+++ ROWS

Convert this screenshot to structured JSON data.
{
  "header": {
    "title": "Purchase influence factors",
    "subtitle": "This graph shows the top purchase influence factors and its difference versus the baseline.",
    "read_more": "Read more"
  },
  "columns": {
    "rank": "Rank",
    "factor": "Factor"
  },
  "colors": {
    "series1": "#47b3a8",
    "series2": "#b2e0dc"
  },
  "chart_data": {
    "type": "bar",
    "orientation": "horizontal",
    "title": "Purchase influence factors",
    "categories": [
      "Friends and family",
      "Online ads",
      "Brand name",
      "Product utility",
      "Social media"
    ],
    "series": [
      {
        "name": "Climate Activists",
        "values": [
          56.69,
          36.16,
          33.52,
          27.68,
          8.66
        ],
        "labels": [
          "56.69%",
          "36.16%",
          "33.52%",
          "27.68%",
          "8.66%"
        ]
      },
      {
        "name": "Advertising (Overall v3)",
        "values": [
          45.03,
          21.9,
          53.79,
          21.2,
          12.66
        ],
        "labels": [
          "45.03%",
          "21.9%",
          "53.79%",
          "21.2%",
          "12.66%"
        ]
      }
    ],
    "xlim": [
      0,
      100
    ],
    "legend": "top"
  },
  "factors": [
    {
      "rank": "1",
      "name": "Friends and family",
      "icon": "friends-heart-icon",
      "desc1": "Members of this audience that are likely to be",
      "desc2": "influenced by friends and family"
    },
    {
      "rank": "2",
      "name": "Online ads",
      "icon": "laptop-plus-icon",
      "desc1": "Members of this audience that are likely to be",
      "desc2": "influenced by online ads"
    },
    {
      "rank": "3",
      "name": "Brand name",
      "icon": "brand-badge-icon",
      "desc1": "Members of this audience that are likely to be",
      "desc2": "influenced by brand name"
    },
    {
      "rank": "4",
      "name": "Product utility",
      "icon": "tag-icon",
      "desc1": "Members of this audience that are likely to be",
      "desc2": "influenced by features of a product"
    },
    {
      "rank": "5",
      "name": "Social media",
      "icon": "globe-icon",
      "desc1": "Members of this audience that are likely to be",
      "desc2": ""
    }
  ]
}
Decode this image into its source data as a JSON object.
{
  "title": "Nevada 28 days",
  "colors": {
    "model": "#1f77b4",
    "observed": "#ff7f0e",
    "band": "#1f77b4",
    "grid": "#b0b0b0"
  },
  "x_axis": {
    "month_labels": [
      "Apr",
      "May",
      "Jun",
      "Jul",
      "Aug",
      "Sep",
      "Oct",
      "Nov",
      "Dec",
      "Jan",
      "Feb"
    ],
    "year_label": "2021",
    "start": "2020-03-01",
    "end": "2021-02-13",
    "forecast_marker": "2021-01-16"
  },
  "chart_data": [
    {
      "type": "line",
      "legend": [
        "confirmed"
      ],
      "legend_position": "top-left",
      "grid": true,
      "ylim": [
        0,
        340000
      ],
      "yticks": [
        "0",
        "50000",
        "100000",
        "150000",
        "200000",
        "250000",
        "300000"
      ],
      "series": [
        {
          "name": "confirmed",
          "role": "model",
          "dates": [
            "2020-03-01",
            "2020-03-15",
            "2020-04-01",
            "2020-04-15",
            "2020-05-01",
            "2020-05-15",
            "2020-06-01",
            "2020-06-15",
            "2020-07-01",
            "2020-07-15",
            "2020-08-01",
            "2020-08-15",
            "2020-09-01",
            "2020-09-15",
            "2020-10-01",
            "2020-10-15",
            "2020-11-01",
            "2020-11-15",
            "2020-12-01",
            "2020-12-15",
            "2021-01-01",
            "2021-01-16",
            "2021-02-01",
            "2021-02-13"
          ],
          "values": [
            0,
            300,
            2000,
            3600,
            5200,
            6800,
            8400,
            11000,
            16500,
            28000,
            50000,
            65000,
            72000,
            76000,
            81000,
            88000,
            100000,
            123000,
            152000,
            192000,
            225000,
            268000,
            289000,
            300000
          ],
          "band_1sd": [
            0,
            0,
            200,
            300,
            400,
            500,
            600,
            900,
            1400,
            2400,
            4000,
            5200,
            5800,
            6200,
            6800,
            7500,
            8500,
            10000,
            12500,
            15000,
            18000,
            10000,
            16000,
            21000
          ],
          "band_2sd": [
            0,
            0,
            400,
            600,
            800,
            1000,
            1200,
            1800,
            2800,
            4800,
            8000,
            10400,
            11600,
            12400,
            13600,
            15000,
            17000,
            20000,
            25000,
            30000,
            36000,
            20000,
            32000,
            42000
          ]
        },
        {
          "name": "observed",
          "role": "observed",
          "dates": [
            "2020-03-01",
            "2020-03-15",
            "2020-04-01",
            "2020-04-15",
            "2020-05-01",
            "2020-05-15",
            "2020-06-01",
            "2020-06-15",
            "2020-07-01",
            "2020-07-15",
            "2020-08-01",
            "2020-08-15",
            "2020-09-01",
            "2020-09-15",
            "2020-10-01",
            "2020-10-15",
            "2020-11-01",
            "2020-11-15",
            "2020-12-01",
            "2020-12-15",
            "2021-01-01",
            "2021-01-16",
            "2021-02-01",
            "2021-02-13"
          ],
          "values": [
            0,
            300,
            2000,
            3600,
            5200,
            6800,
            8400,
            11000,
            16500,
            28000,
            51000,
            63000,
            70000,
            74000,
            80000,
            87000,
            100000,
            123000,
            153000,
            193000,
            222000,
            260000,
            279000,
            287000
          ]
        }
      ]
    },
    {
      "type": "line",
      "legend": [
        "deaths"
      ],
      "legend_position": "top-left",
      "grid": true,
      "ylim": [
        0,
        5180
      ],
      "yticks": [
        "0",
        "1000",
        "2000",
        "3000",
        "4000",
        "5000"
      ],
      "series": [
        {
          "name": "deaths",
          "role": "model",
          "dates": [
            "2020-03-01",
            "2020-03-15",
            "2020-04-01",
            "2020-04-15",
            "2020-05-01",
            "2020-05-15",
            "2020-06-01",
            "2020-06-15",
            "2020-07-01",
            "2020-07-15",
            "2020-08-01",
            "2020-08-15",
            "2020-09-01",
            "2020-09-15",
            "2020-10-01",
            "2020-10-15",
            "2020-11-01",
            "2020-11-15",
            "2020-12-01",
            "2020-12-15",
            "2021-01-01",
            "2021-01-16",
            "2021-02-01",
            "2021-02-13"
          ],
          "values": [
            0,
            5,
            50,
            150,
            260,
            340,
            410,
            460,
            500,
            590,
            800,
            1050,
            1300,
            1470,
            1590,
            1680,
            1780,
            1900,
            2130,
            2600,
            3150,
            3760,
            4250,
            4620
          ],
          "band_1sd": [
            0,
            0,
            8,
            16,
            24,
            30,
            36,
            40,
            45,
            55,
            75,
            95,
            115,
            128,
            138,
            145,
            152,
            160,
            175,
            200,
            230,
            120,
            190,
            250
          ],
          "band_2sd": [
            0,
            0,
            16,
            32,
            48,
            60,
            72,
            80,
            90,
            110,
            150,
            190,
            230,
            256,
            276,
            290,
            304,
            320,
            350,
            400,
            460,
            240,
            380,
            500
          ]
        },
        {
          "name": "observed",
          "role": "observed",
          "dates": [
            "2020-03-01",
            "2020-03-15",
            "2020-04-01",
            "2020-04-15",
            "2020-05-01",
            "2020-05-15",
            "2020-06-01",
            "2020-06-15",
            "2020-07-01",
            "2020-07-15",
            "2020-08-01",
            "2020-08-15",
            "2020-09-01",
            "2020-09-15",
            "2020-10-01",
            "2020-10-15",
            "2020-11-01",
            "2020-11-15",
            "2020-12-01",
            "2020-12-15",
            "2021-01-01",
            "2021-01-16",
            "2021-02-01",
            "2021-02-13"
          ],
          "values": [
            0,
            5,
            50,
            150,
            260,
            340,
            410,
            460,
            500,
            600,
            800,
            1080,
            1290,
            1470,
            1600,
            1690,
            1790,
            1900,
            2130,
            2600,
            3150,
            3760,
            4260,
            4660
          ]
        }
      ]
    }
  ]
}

++++++

WHAT YOU SHOULD DO:
Each line above that holds the string "JSON" should be copied and shown.

ANSWER BELOW:
Convert this screenshot to structured JSON data.
Decode this image into its source data as a JSON object.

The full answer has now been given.